(Figure data in JSON)
◆ ◆ ◆ ◆ ◆
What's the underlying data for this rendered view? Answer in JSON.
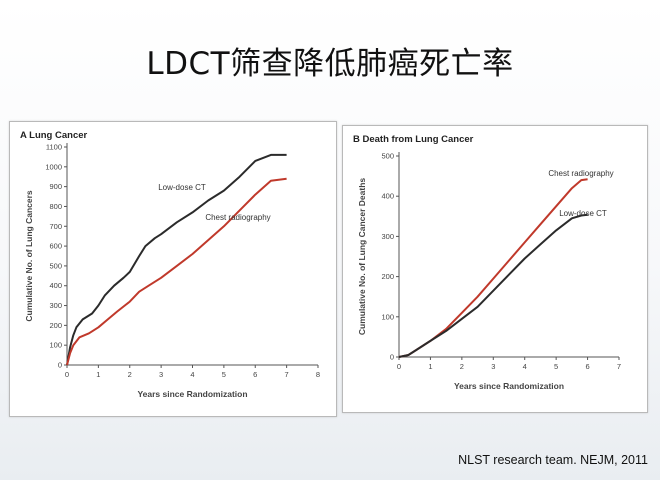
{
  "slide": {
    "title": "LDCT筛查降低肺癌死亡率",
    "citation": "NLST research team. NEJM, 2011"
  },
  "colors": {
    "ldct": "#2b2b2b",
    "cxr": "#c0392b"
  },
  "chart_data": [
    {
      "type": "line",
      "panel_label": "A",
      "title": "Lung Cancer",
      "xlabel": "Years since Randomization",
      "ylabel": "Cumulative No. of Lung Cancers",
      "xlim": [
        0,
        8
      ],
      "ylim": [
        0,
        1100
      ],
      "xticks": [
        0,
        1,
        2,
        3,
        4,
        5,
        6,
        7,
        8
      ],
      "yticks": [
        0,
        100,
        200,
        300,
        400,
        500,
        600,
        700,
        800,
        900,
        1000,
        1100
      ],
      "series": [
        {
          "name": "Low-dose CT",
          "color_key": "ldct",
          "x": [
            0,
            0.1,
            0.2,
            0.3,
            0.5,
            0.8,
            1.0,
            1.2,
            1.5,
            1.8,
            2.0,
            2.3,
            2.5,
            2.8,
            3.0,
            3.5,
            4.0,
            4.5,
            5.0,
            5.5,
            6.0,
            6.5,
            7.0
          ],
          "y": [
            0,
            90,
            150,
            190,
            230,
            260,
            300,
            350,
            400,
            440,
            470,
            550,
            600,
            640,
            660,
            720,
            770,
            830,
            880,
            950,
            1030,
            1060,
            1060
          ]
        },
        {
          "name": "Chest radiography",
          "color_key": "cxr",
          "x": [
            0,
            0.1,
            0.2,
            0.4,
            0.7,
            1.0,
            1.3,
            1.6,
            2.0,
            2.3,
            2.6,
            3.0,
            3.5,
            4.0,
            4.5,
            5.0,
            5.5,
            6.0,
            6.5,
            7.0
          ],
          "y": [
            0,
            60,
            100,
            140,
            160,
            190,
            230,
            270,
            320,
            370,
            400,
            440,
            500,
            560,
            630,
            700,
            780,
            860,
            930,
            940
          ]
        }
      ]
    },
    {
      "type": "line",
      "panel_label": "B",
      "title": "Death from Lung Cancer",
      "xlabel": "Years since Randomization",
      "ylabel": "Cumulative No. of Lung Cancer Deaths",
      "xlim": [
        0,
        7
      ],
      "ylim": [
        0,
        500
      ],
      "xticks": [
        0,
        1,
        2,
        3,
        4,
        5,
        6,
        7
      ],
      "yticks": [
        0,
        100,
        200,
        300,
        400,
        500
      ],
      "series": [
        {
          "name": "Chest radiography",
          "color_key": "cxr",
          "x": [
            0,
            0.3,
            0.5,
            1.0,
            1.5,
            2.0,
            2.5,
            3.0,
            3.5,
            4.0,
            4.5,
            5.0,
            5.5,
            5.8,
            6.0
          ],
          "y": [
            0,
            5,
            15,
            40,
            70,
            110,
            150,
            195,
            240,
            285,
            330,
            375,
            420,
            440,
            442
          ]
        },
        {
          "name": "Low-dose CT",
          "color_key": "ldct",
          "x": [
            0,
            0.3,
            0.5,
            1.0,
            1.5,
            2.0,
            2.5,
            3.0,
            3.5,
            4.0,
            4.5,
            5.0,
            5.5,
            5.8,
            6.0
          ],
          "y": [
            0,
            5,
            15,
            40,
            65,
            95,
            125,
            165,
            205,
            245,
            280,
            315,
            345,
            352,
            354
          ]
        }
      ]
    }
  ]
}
◆ ◆ ◆ ◆ ◆
_Instruction_
Reproduce all the records verbatim, excluding images.

_Full solution_
What's the underlying data for this rendered view? Answer in JSON.
{
  "slide": {
    "title": "LDCT筛查降低肺癌死亡率",
    "citation": "NLST research team. NEJM, 2011"
  },
  "colors": {
    "ldct": "#2b2b2b",
    "cxr": "#c0392b"
  },
  "chart_data": [
    {
      "type": "line",
      "panel_label": "A",
      "title": "Lung Cancer",
      "xlabel": "Years since Randomization",
      "ylabel": "Cumulative No. of Lung Cancers",
      "xlim": [
        0,
        8
      ],
      "ylim": [
        0,
        1100
      ],
      "xticks": [
        0,
        1,
        2,
        3,
        4,
        5,
        6,
        7,
        8
      ],
      "yticks": [
        0,
        100,
        200,
        300,
        400,
        500,
        600,
        700,
        800,
        900,
        1000,
        1100
      ],
      "series": [
        {
          "name": "Low-dose CT",
          "color_key": "ldct",
          "x": [
            0,
            0.1,
            0.2,
            0.3,
            0.5,
            0.8,
            1.0,
            1.2,
            1.5,
            1.8,
            2.0,
            2.3,
            2.5,
            2.8,
            3.0,
            3.5,
            4.0,
            4.5,
            5.0,
            5.5,
            6.0,
            6.5,
            7.0
          ],
          "y": [
            0,
            90,
            150,
            190,
            230,
            260,
            300,
            350,
            400,
            440,
            470,
            550,
            600,
            640,
            660,
            720,
            770,
            830,
            880,
            950,
            1030,
            1060,
            1060
          ]
        },
        {
          "name": "Chest radiography",
          "color_key": "cxr",
          "x": [
            0,
            0.1,
            0.2,
            0.4,
            0.7,
            1.0,
            1.3,
            1.6,
            2.0,
            2.3,
            2.6,
            3.0,
            3.5,
            4.0,
            4.5,
            5.0,
            5.5,
            6.0,
            6.5,
            7.0
          ],
          "y": [
            0,
            60,
            100,
            140,
            160,
            190,
            230,
            270,
            320,
            370,
            400,
            440,
            500,
            560,
            630,
            700,
            780,
            860,
            930,
            940
          ]
        }
      ]
    },
    {
      "type": "line",
      "panel_label": "B",
      "title": "Death from Lung Cancer",
      "xlabel": "Years since Randomization",
      "ylabel": "Cumulative No. of Lung Cancer Deaths",
      "xlim": [
        0,
        7
      ],
      "ylim": [
        0,
        500
      ],
      "xticks": [
        0,
        1,
        2,
        3,
        4,
        5,
        6,
        7
      ],
      "yticks": [
        0,
        100,
        200,
        300,
        400,
        500
      ],
      "series": [
        {
          "name": "Chest radiography",
          "color_key": "cxr",
          "x": [
            0,
            0.3,
            0.5,
            1.0,
            1.5,
            2.0,
            2.5,
            3.0,
            3.5,
            4.0,
            4.5,
            5.0,
            5.5,
            5.8,
            6.0
          ],
          "y": [
            0,
            5,
            15,
            40,
            70,
            110,
            150,
            195,
            240,
            285,
            330,
            375,
            420,
            440,
            442
          ]
        },
        {
          "name": "Low-dose CT",
          "color_key": "ldct",
          "x": [
            0,
            0.3,
            0.5,
            1.0,
            1.5,
            2.0,
            2.5,
            3.0,
            3.5,
            4.0,
            4.5,
            5.0,
            5.5,
            5.8,
            6.0
          ],
          "y": [
            0,
            5,
            15,
            40,
            65,
            95,
            125,
            165,
            205,
            245,
            280,
            315,
            345,
            352,
            354
          ]
        }
      ]
    }
  ]
}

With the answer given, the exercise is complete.